**STATED EXERCISE**
Find each line with the word "JSON" and copy it.
--- begin ---
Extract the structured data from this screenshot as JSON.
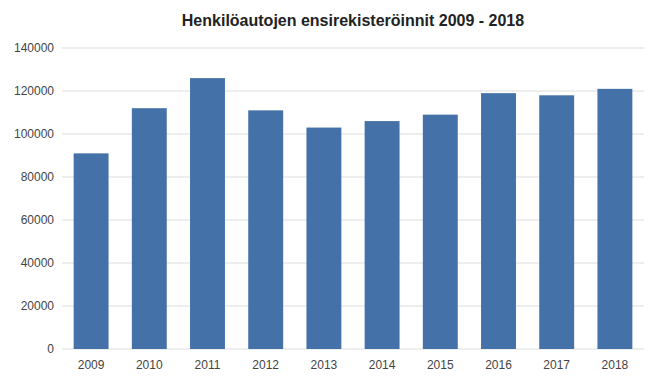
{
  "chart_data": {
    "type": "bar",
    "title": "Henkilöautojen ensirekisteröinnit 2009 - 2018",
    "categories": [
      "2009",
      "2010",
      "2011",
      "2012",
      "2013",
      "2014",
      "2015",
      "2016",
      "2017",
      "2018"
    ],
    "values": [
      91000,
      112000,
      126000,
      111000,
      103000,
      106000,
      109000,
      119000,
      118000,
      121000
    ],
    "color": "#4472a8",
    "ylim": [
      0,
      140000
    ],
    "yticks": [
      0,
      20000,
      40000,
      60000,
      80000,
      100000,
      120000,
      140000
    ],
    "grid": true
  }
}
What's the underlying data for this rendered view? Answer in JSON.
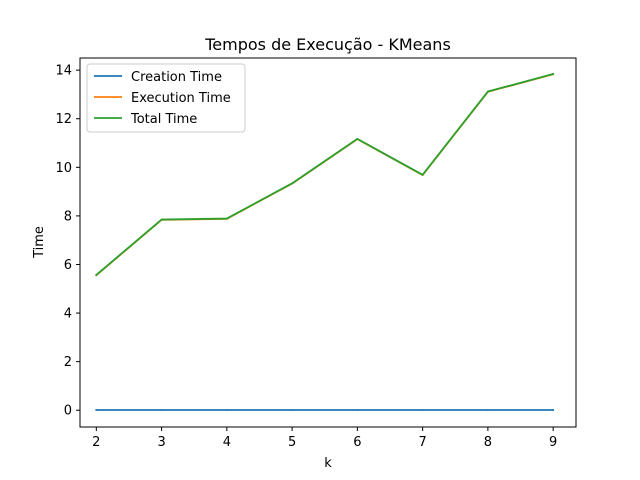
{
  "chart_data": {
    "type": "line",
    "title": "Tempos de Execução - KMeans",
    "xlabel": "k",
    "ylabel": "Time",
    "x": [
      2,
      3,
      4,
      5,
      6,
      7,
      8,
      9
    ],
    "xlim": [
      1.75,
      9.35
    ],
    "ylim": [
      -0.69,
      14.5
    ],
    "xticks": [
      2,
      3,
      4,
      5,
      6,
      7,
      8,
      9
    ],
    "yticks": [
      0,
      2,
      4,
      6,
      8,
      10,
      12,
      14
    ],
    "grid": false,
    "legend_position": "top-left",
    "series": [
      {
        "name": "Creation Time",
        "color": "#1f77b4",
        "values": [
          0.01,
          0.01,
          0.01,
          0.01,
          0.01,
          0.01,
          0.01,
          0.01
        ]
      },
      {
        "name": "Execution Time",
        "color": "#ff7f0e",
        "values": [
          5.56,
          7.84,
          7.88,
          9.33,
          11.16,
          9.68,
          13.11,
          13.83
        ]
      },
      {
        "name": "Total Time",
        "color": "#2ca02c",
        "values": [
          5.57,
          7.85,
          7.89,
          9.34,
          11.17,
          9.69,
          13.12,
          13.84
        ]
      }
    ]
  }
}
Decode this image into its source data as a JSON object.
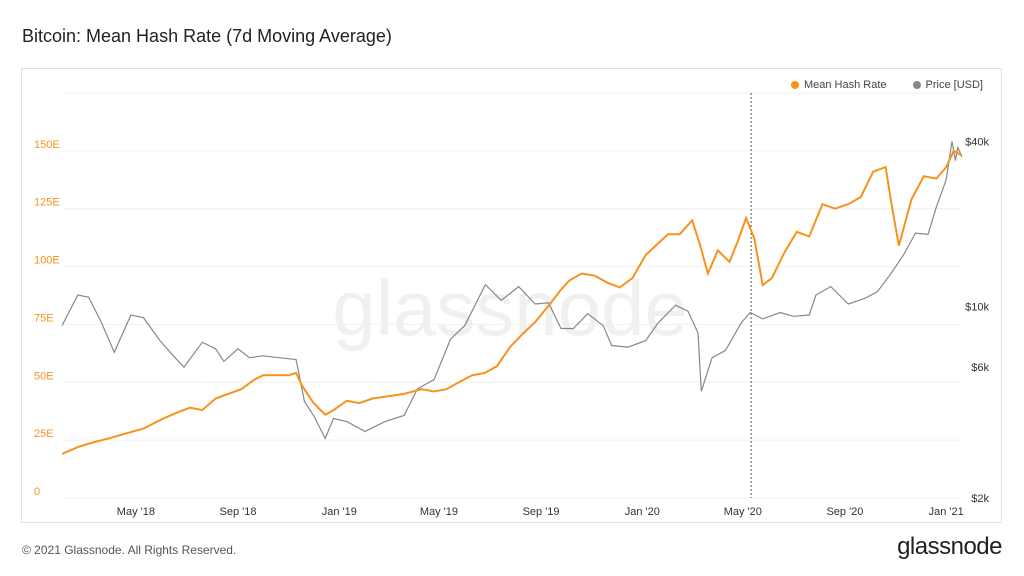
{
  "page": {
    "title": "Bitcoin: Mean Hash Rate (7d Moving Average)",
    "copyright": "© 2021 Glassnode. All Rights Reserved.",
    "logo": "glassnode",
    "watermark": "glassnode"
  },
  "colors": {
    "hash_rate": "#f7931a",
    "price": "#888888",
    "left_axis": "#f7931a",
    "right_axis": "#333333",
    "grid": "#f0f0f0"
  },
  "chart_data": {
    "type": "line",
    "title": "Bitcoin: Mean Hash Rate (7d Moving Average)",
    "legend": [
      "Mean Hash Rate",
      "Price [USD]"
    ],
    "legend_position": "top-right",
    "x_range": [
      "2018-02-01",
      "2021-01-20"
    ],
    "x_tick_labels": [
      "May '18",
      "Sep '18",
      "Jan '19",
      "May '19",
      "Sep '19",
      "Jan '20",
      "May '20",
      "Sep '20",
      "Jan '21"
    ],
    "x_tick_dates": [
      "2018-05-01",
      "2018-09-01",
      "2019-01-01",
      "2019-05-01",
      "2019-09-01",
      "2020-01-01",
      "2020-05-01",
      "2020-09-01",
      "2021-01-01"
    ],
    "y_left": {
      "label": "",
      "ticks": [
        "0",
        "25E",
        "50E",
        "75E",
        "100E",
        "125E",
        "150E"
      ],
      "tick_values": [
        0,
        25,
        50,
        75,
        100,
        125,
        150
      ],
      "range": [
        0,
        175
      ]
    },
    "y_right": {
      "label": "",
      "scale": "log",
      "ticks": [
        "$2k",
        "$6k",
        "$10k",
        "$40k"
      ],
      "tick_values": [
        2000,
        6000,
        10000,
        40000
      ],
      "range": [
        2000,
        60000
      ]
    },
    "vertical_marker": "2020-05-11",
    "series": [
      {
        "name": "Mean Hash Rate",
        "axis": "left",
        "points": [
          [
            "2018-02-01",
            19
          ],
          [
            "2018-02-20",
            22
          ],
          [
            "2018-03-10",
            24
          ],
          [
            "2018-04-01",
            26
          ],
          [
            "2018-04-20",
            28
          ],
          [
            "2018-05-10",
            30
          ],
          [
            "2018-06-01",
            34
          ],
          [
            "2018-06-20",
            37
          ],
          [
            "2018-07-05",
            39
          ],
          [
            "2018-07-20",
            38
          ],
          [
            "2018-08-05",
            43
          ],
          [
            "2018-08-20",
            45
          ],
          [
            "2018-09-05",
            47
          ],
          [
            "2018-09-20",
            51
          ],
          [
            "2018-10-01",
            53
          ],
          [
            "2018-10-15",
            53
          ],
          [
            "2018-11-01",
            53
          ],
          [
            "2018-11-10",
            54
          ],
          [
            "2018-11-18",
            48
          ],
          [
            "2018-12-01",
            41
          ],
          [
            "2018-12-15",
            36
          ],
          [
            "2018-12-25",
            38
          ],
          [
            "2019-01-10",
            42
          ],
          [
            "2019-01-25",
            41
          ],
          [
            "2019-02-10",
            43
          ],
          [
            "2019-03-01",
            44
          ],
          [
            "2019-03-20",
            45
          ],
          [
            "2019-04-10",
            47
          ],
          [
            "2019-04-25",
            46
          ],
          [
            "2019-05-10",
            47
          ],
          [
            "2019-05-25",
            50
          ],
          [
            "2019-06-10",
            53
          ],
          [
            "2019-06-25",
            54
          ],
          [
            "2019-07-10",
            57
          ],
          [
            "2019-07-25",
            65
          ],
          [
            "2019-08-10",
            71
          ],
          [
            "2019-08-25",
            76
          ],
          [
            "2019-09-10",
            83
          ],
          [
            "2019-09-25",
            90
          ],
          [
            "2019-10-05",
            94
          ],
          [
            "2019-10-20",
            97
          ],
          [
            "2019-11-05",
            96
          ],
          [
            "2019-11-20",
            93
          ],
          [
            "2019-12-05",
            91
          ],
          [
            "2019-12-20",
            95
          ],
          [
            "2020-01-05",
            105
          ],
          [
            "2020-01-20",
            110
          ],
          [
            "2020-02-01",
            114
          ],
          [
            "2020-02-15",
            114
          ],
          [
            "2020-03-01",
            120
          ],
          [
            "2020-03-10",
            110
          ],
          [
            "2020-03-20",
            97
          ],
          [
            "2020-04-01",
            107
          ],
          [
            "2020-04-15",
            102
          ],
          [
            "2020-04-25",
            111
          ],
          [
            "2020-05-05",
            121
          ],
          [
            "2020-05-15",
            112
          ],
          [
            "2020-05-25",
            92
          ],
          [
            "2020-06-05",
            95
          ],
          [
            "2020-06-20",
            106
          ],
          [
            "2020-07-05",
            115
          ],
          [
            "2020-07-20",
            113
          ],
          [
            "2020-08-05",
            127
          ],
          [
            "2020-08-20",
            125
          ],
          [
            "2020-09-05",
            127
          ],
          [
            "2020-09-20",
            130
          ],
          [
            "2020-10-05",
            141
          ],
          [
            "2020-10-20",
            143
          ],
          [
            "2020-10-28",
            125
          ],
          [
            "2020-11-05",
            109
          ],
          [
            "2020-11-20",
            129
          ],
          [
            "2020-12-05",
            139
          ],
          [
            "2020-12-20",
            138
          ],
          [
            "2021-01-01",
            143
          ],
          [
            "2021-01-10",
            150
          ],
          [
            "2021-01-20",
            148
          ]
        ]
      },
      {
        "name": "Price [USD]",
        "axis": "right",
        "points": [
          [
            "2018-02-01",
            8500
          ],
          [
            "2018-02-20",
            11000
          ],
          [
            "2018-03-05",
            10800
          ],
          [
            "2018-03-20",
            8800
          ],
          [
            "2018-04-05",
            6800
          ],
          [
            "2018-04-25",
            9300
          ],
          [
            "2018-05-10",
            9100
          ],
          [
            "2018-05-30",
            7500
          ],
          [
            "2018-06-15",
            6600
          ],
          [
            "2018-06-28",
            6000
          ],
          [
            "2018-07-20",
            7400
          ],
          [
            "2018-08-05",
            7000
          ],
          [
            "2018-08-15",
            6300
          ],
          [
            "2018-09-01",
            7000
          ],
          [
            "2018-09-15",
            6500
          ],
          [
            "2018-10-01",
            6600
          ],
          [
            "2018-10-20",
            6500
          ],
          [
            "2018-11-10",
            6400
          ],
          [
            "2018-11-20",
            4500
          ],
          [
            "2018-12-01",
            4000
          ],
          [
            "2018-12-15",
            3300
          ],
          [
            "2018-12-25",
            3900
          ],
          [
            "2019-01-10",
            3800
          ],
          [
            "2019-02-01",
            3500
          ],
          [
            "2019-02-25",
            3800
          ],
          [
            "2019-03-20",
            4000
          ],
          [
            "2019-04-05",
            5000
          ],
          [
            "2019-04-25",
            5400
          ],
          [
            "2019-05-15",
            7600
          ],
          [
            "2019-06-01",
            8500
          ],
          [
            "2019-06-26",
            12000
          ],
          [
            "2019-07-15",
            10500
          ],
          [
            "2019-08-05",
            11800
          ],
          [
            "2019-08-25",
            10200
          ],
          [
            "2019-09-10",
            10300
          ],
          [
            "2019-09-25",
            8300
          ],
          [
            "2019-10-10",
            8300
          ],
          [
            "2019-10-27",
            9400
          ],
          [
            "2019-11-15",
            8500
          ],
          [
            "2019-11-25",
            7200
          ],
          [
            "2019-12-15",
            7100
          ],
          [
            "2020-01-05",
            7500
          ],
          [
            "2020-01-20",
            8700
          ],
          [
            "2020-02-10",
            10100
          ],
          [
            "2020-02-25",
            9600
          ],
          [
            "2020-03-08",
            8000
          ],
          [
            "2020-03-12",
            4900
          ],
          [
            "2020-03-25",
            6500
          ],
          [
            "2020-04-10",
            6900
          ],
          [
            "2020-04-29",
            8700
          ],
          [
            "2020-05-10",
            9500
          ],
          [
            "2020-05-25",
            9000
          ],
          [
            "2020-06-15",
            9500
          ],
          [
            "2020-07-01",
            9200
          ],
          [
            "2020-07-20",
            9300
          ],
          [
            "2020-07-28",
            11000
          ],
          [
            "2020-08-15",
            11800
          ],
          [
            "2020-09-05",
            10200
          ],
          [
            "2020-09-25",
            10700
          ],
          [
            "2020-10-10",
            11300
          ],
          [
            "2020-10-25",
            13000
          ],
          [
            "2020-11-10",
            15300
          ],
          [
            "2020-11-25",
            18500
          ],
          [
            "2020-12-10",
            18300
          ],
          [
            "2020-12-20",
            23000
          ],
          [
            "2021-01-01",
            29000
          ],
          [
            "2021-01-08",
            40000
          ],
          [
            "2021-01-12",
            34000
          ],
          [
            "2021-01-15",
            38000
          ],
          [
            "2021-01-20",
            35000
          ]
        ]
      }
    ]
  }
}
--- end ---
**EXPECTED OUTPUT**
Extract the structured data from this screenshot as JSON.
What's the underlying data for this rendered view? Answer in JSON.
Decode this image into its source data as a JSON object.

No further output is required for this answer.